Data records
## start

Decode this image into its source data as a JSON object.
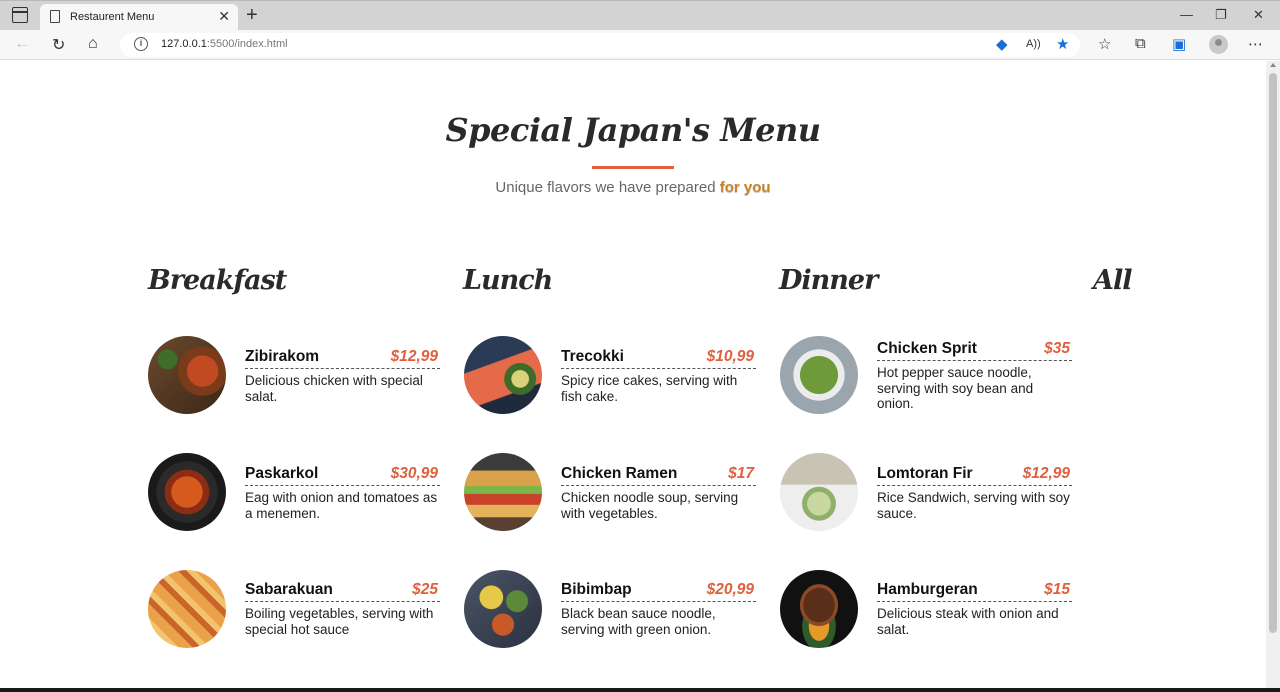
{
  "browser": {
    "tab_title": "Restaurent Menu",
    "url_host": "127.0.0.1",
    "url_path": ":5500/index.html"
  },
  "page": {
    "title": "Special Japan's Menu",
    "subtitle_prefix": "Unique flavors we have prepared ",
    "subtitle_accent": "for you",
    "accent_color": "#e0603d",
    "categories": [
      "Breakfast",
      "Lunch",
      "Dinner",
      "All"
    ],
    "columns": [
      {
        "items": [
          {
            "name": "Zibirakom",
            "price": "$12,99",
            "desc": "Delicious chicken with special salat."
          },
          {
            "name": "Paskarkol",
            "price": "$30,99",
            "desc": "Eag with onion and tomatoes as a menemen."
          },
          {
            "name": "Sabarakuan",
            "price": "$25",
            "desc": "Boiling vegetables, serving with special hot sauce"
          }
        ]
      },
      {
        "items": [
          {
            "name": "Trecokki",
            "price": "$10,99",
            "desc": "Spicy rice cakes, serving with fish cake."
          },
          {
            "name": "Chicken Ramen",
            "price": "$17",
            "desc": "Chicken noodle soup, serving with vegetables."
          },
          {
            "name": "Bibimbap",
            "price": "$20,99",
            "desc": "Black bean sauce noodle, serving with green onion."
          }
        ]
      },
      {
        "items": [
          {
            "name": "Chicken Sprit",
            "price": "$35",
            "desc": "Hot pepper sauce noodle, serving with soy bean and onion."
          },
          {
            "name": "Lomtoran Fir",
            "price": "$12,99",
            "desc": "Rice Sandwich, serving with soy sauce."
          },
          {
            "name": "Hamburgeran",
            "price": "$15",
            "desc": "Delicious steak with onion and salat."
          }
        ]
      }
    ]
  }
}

## end
## start

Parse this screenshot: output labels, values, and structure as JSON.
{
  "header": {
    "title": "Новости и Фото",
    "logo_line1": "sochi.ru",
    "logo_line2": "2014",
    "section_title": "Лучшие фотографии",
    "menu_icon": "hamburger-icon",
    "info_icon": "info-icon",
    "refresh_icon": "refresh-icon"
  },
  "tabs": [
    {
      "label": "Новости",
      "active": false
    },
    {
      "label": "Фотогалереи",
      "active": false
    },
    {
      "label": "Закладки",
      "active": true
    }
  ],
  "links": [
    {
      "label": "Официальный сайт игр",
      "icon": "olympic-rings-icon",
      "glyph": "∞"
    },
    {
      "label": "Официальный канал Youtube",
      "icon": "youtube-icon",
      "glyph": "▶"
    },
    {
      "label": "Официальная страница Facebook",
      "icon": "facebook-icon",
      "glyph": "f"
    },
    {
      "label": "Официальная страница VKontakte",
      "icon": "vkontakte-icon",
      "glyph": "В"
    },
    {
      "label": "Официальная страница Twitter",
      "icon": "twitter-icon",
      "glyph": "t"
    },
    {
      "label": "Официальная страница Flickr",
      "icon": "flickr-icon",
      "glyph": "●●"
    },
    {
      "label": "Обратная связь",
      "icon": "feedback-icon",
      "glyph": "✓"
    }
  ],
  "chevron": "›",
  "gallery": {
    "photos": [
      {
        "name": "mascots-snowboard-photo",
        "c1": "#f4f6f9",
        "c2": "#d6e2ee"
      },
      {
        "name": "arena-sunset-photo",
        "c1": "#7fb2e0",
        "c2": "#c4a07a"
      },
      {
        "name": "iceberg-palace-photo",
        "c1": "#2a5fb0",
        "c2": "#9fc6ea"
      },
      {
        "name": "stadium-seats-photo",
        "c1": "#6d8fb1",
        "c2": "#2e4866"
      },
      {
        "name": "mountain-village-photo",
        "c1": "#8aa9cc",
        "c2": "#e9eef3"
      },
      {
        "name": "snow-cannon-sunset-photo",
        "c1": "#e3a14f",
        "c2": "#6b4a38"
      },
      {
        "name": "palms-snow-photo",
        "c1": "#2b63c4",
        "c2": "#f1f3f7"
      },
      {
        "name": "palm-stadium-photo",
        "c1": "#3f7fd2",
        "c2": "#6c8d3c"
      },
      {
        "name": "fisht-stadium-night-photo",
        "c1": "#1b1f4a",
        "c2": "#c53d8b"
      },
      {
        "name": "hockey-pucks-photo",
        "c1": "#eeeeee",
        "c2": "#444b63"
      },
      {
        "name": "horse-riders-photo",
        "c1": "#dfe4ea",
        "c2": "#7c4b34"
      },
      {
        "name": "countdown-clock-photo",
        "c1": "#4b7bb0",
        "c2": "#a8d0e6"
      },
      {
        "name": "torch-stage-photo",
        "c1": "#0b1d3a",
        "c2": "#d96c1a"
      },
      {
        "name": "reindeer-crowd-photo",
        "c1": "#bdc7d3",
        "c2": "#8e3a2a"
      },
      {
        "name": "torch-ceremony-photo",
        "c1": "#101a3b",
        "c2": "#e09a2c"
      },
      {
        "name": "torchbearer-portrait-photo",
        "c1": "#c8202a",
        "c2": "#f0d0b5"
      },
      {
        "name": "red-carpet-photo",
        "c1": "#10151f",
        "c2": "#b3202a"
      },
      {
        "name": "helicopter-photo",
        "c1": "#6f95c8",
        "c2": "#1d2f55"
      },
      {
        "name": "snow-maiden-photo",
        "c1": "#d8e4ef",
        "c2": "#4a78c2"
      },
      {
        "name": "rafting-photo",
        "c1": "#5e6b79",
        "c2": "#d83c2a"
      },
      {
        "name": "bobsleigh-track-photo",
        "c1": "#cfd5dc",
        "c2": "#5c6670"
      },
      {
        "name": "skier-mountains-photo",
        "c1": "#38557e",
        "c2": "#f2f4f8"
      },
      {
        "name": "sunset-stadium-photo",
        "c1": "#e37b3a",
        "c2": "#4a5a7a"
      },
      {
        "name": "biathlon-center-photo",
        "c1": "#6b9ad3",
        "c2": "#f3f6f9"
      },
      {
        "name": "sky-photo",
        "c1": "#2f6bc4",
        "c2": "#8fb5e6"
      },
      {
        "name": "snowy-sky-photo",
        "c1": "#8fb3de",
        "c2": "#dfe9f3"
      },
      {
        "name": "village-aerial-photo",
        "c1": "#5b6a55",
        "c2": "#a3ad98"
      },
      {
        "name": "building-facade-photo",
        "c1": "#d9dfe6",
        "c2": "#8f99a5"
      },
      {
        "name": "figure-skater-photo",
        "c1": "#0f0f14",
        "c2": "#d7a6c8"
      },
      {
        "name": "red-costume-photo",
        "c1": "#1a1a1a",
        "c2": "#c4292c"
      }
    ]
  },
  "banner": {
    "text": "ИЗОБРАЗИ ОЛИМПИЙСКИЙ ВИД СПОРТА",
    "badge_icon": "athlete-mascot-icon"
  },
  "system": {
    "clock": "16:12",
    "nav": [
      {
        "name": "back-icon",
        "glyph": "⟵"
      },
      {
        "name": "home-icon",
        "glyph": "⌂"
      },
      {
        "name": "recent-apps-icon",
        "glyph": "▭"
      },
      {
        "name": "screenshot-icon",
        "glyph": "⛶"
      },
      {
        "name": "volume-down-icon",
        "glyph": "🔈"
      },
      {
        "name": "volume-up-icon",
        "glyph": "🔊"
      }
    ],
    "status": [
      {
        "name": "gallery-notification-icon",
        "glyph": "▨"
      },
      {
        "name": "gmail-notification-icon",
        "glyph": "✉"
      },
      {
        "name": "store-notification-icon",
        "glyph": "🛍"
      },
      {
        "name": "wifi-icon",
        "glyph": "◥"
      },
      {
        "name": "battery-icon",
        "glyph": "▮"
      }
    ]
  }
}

## end
## start

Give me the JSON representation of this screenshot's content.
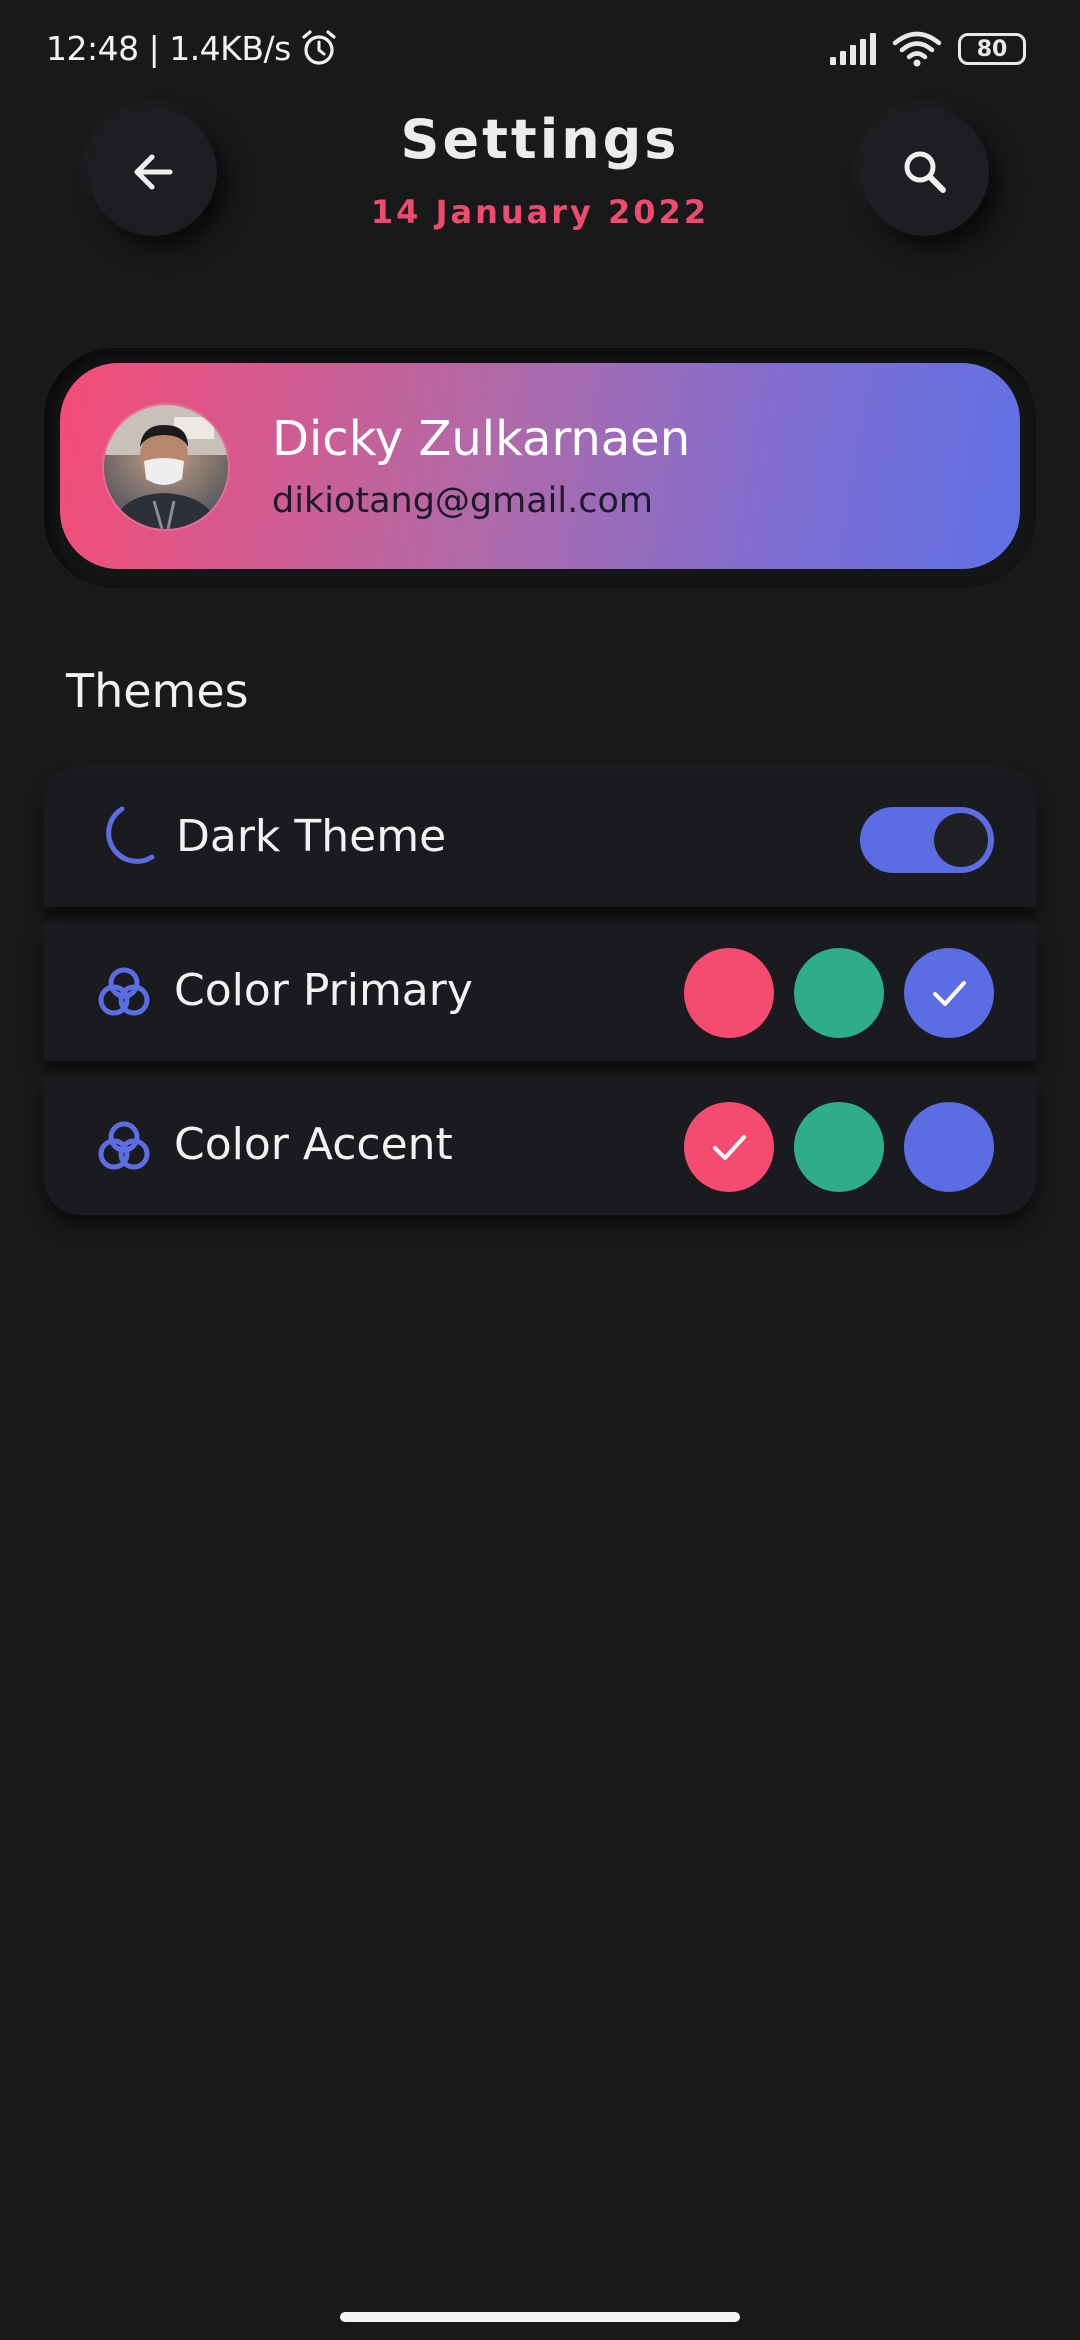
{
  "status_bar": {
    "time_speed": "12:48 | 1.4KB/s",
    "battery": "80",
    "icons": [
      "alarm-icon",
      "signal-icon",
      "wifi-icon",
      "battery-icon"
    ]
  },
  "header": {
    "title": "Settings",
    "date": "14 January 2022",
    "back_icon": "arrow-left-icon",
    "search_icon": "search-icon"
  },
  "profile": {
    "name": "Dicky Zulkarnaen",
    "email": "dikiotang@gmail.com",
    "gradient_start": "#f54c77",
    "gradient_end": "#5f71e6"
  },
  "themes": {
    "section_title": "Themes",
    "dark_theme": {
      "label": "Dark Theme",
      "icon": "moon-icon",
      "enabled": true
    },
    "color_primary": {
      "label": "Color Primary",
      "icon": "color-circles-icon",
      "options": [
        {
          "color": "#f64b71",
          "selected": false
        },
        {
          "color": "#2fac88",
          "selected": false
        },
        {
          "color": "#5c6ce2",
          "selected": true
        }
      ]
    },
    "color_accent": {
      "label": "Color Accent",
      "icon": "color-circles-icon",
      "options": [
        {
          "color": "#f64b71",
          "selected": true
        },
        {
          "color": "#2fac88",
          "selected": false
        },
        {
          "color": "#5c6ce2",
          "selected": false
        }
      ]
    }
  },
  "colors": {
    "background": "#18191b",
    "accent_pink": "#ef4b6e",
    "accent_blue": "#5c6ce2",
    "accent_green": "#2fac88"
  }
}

## end

TASK GOAL: Extract all lines of the records above that include "noodle".

THE REPLY:
            "desc": "Chicken noodle soup, serving with vegetables."
            "desc": "Black bean sauce noodle, serving with green onion."
            "desc": "Hot pepper sauce noodle, serving with soy bean and onion."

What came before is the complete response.